#### RECORDS FOR THIS EXERCISE
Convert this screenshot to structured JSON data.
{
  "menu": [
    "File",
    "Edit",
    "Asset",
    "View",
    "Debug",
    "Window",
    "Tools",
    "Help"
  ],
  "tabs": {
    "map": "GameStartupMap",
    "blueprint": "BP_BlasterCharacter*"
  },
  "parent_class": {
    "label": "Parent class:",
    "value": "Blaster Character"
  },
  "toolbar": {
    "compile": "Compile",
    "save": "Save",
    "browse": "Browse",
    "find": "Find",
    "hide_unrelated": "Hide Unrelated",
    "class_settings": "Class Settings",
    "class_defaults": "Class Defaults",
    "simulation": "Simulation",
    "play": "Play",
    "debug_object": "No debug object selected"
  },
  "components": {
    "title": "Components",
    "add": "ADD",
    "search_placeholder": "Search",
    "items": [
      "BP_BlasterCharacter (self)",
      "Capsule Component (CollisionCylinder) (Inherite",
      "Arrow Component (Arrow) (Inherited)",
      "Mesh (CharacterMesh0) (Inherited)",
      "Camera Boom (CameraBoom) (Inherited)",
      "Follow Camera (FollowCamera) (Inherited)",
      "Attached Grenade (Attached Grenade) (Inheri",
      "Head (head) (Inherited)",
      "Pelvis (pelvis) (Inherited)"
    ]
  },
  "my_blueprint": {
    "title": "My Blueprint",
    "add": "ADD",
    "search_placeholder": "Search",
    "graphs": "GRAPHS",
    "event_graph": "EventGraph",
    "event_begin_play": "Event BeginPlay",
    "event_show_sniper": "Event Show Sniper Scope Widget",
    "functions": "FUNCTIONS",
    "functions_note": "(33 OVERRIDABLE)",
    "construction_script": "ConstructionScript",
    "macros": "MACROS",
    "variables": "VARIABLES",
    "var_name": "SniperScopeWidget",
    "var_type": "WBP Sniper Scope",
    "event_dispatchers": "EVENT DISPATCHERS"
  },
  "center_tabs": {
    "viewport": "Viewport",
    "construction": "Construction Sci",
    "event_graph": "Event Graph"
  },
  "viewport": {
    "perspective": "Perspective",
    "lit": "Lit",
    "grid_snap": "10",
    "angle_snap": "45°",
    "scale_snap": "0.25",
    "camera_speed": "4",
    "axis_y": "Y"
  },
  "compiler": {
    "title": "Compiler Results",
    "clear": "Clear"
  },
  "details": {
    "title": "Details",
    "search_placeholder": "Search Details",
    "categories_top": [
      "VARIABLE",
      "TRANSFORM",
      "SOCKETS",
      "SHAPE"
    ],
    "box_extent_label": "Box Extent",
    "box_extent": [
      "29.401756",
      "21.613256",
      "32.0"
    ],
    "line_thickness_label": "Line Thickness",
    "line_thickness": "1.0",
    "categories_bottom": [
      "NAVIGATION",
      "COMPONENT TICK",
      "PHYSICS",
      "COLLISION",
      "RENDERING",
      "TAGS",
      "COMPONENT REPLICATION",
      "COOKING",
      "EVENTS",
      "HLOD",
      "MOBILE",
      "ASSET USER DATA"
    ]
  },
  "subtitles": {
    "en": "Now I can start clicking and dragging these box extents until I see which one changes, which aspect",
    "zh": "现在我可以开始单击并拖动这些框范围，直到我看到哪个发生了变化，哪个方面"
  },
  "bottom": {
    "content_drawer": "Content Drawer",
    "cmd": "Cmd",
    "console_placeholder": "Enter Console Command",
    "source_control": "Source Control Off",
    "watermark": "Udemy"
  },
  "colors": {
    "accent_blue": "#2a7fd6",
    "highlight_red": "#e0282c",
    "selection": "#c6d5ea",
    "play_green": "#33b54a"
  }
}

#### EXERCISE TASK
Type out the whole listing above again, exactly as it stands.

#### OUTPUT
Convert this screenshot to structured JSON data.
{
  "menu": [
    "File",
    "Edit",
    "Asset",
    "View",
    "Debug",
    "Window",
    "Tools",
    "Help"
  ],
  "tabs": {
    "map": "GameStartupMap",
    "blueprint": "BP_BlasterCharacter*"
  },
  "parent_class": {
    "label": "Parent class:",
    "value": "Blaster Character"
  },
  "toolbar": {
    "compile": "Compile",
    "save": "Save",
    "browse": "Browse",
    "find": "Find",
    "hide_unrelated": "Hide Unrelated",
    "class_settings": "Class Settings",
    "class_defaults": "Class Defaults",
    "simulation": "Simulation",
    "play": "Play",
    "debug_object": "No debug object selected"
  },
  "components": {
    "title": "Components",
    "add": "ADD",
    "search_placeholder": "Search",
    "items": [
      "BP_BlasterCharacter (self)",
      "Capsule Component (CollisionCylinder) (Inherite",
      "Arrow Component (Arrow) (Inherited)",
      "Mesh (CharacterMesh0) (Inherited)",
      "Camera Boom (CameraBoom) (Inherited)",
      "Follow Camera (FollowCamera) (Inherited)",
      "Attached Grenade (Attached Grenade) (Inheri",
      "Head (head) (Inherited)",
      "Pelvis (pelvis) (Inherited)"
    ]
  },
  "my_blueprint": {
    "title": "My Blueprint",
    "add": "ADD",
    "search_placeholder": "Search",
    "graphs": "GRAPHS",
    "event_graph": "EventGraph",
    "event_begin_play": "Event BeginPlay",
    "event_show_sniper": "Event Show Sniper Scope Widget",
    "functions": "FUNCTIONS",
    "functions_note": "(33 OVERRIDABLE)",
    "construction_script": "ConstructionScript",
    "macros": "MACROS",
    "variables": "VARIABLES",
    "var_name": "SniperScopeWidget",
    "var_type": "WBP Sniper Scope",
    "event_dispatchers": "EVENT DISPATCHERS"
  },
  "center_tabs": {
    "viewport": "Viewport",
    "construction": "Construction Sci",
    "event_graph": "Event Graph"
  },
  "viewport": {
    "perspective": "Perspective",
    "lit": "Lit",
    "grid_snap": "10",
    "angle_snap": "45°",
    "scale_snap": "0.25",
    "camera_speed": "4",
    "axis_y": "Y"
  },
  "compiler": {
    "title": "Compiler Results",
    "clear": "Clear"
  },
  "details": {
    "title": "Details",
    "search_placeholder": "Search Details",
    "categories_top": [
      "VARIABLE",
      "TRANSFORM",
      "SOCKETS",
      "SHAPE"
    ],
    "box_extent_label": "Box Extent",
    "box_extent": [
      "29.401756",
      "21.613256",
      "32.0"
    ],
    "line_thickness_label": "Line Thickness",
    "line_thickness": "1.0",
    "categories_bottom": [
      "NAVIGATION",
      "COMPONENT TICK",
      "PHYSICS",
      "COLLISION",
      "RENDERING",
      "TAGS",
      "COMPONENT REPLICATION",
      "COOKING",
      "EVENTS",
      "HLOD",
      "MOBILE",
      "ASSET USER DATA"
    ]
  },
  "subtitles": {
    "en": "Now I can start clicking and dragging these box extents until I see which one changes, which aspect",
    "zh": "现在我可以开始单击并拖动这些框范围，直到我看到哪个发生了变化，哪个方面"
  },
  "bottom": {
    "content_drawer": "Content Drawer",
    "cmd": "Cmd",
    "console_placeholder": "Enter Console Command",
    "source_control": "Source Control Off",
    "watermark": "Udemy"
  },
  "colors": {
    "accent_blue": "#2a7fd6",
    "highlight_red": "#e0282c",
    "selection": "#c6d5ea",
    "play_green": "#33b54a"
  }
}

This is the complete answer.